**GIVEN PROBLEM**.
Rewrite the data below with every "x-tick-label" changed to "horizontal-tick-label" and everything else unchanged, and leave out the pictures.

**DATA**.
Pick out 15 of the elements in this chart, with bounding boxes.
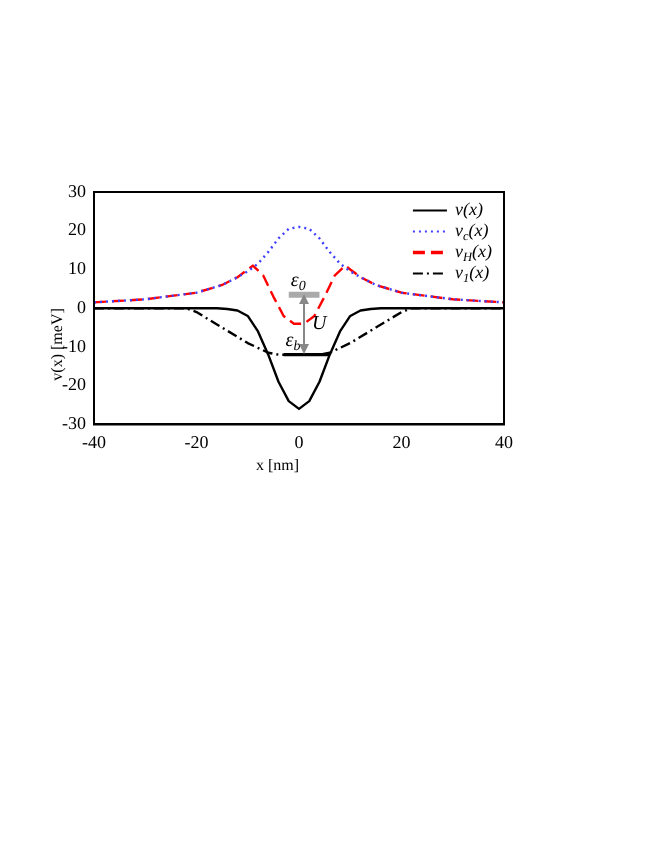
y-tick-label: 30 (67, 180, 87, 201)
x-axis-title: x [nm] (255, 456, 300, 475)
y-tick-label: 0 (76, 296, 87, 317)
x-tick-label: 20 (392, 431, 412, 452)
y-tick-label: 10 (67, 258, 87, 279)
x-tick-label: -40 (81, 431, 107, 452)
x-tick-label: 0 (294, 431, 305, 452)
y-tick-label: -10 (61, 335, 87, 356)
x-tick-label: -20 (184, 431, 210, 452)
y-tick-label: -30 (61, 413, 87, 434)
y-tick-label: 20 (67, 219, 87, 240)
x-tick-label: 40 (495, 431, 514, 452)
legend-label: v(x) (454, 199, 483, 220)
annotation: U (312, 312, 329, 335)
y-tick-label: -20 (61, 374, 87, 395)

**THE COMPLETED TASK**.
Pick out 15 of the elements in this chart, with bounding boxes.
y-tick-label: 30 (67, 180, 87, 201)
x-axis-title: x [nm] (255, 456, 300, 475)
y-tick-label: 0 (76, 296, 87, 317)
horizontal-tick-label: 20 (392, 431, 412, 452)
y-tick-label: 10 (67, 258, 87, 279)
horizontal-tick-label: -40 (81, 431, 107, 452)
horizontal-tick-label: 0 (294, 431, 305, 452)
y-tick-label: -10 (61, 335, 87, 356)
horizontal-tick-label: -20 (184, 431, 210, 452)
y-tick-label: -30 (61, 413, 87, 434)
y-tick-label: 20 (67, 219, 87, 240)
horizontal-tick-label: 40 (495, 431, 514, 452)
legend-label: v(x) (454, 199, 483, 220)
annotation: U (312, 312, 329, 335)
y-tick-label: -20 (61, 374, 87, 395)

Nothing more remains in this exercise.